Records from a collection

* * * * *

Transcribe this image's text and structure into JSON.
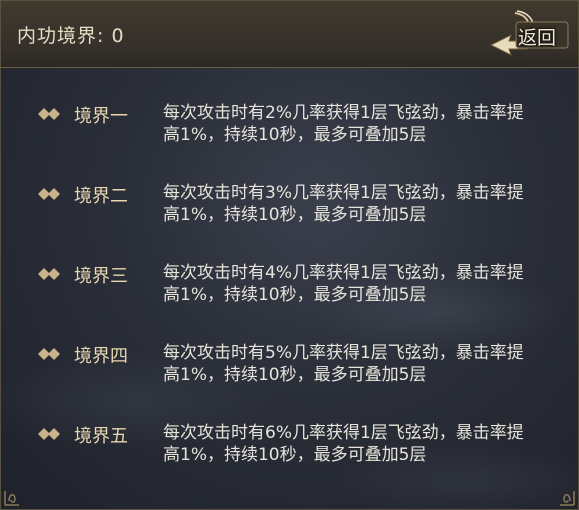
{
  "header": {
    "title": "内功境界: 0",
    "back_label": "返回"
  },
  "levels": [
    {
      "name": "境界一",
      "desc": "每次攻击时有2%几率获得1层飞弦劲，暴击率提高1%，持续10秒，最多可叠加5层"
    },
    {
      "name": "境界二",
      "desc": "每次攻击时有3%几率获得1层飞弦劲，暴击率提高1%，持续10秒，最多可叠加5层"
    },
    {
      "name": "境界三",
      "desc": "每次攻击时有4%几率获得1层飞弦劲，暴击率提高1%，持续10秒，最多可叠加5层"
    },
    {
      "name": "境界四",
      "desc": "每次攻击时有5%几率获得1层飞弦劲，暴击率提高1%，持续10秒，最多可叠加5层"
    },
    {
      "name": "境界五",
      "desc": "每次攻击时有6%几率获得1层飞弦劲，暴击率提高1%，持续10秒，最多可叠加5层"
    }
  ],
  "colors": {
    "accent_gold": "#d9c39a",
    "diamond": "#c9b38a",
    "text": "#e8e4dc"
  },
  "icons": {
    "back": "curved-arrow-icon",
    "bullet": "double-diamond-icon"
  }
}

* * * * *

## WRITTEN INSTRUCTION
Find the lines holding "desc" and list every one.

## SOLUTION
      "desc": "每次攻击时有2%几率获得1层飞弦劲，暴击率提高1%，持续10秒，最多可叠加5层"
      "desc": "每次攻击时有3%几率获得1层飞弦劲，暴击率提高1%，持续10秒，最多可叠加5层"
      "desc": "每次攻击时有4%几率获得1层飞弦劲，暴击率提高1%，持续10秒，最多可叠加5层"
      "desc": "每次攻击时有5%几率获得1层飞弦劲，暴击率提高1%，持续10秒，最多可叠加5层"
      "desc": "每次攻击时有6%几率获得1层飞弦劲，暴击率提高1%，持续10秒，最多可叠加5层"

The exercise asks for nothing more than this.